(Stored records)
┌────────
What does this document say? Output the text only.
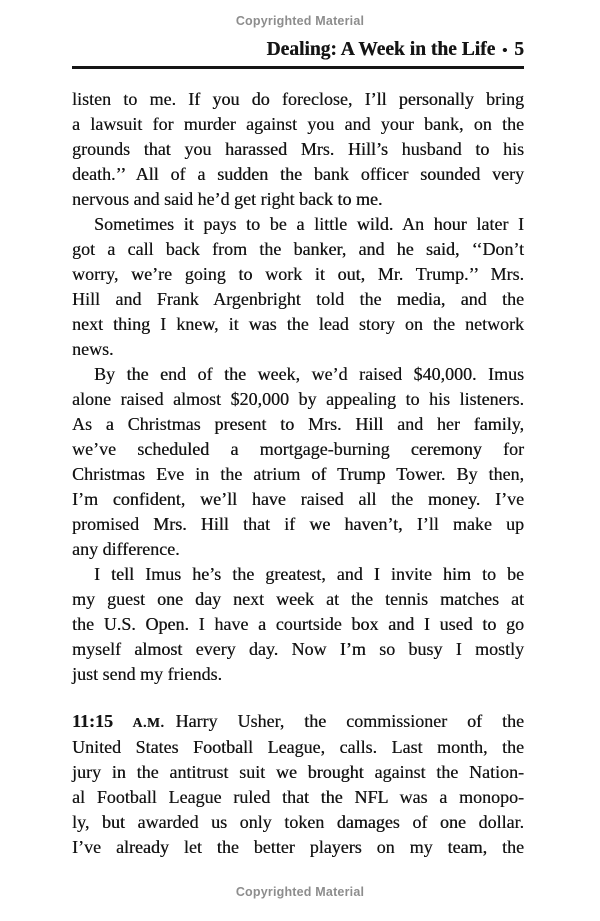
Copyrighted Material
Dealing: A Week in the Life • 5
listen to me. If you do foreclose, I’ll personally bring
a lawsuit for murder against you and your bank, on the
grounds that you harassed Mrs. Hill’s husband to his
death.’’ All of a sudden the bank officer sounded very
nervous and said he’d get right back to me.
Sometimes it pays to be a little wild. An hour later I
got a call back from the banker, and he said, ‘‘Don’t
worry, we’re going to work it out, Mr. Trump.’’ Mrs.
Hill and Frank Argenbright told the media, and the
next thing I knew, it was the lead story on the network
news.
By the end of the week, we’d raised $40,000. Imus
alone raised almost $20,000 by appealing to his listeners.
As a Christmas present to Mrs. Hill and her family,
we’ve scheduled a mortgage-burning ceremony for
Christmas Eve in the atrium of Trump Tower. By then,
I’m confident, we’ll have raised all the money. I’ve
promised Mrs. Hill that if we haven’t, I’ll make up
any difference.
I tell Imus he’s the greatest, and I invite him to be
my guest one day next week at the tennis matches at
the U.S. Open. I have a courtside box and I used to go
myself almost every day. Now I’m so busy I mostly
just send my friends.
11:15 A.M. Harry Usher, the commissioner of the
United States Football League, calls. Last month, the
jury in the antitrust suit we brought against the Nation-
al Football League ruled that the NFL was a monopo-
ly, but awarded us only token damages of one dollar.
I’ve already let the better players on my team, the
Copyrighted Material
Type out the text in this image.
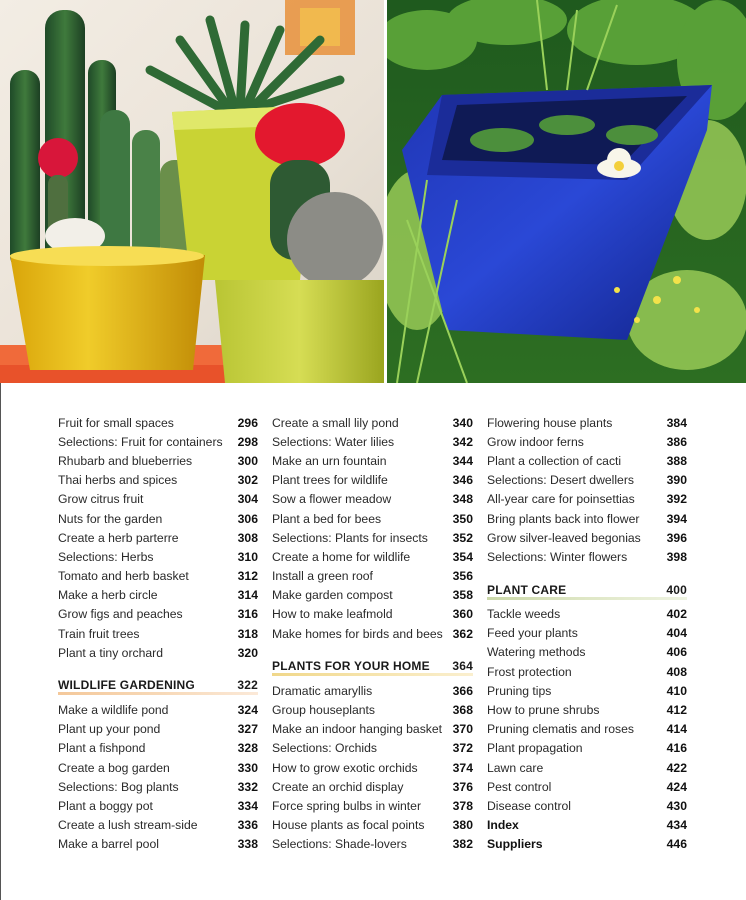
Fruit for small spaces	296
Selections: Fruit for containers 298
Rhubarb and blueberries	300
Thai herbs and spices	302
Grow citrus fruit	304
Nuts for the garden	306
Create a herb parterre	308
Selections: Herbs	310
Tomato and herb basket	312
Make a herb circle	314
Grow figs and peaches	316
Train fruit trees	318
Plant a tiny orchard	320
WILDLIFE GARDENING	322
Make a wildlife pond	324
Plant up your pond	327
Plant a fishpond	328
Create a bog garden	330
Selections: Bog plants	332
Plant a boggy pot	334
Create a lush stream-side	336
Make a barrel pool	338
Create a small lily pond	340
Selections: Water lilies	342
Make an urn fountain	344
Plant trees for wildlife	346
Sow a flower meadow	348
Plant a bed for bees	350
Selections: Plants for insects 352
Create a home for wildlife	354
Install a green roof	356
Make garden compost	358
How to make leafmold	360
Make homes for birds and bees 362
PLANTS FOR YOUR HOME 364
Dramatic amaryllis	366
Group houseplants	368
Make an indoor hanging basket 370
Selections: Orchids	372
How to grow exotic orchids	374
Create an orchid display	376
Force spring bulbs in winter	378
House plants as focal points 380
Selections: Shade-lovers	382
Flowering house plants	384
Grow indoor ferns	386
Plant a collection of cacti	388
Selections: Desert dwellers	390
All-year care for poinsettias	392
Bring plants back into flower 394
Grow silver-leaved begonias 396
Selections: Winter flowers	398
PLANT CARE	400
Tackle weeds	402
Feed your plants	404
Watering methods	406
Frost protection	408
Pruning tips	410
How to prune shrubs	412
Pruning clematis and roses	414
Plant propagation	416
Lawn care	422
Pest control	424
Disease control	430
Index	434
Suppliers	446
└────────
┌────────
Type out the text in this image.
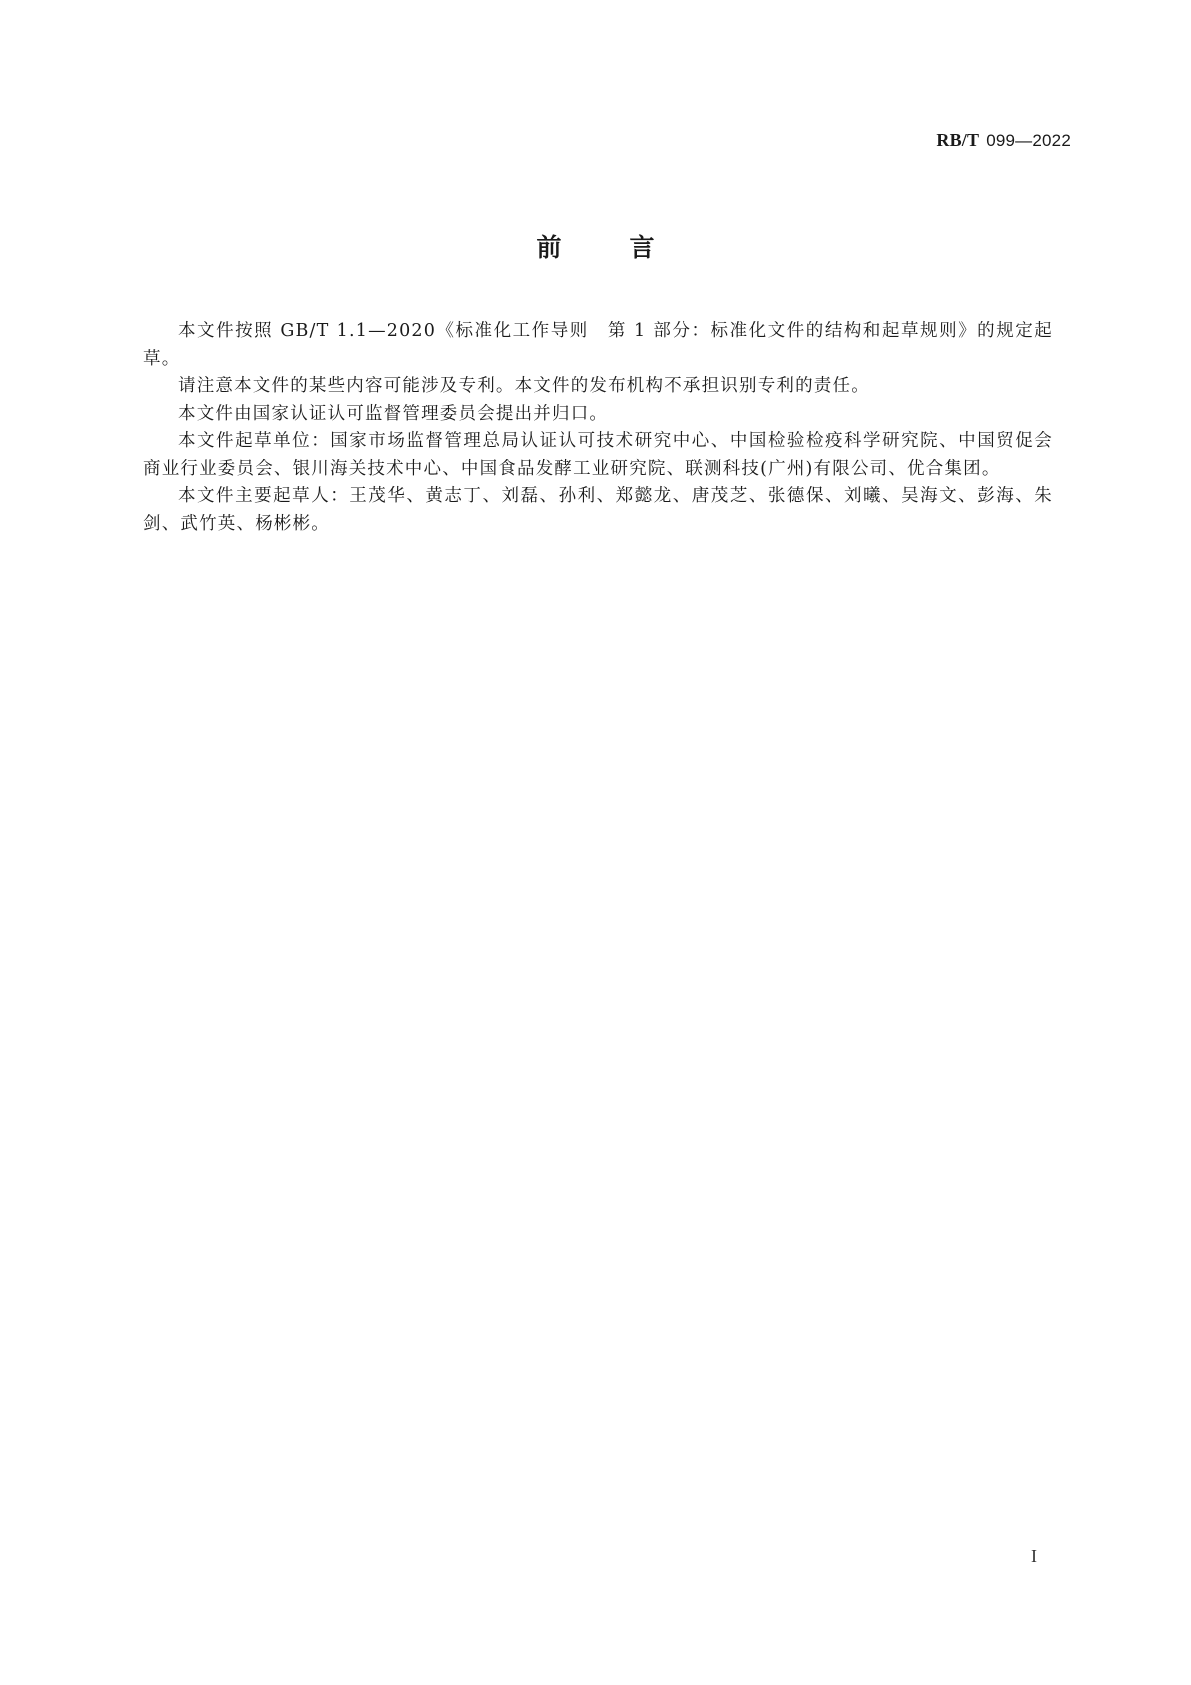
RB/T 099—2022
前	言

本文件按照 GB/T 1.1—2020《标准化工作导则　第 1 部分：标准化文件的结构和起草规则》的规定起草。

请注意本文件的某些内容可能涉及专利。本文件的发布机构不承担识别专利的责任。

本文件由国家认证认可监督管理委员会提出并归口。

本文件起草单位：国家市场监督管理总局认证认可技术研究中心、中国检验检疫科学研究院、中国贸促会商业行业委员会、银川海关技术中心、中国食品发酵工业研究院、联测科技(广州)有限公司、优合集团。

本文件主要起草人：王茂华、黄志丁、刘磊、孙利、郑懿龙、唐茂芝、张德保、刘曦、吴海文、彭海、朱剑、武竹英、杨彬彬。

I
└────────
Collect the lines of the data that carry the word "Imus".

By the end of the week, we’d raised $40,000. Imus
I tell Imus he’s the greatest, and I invite him to be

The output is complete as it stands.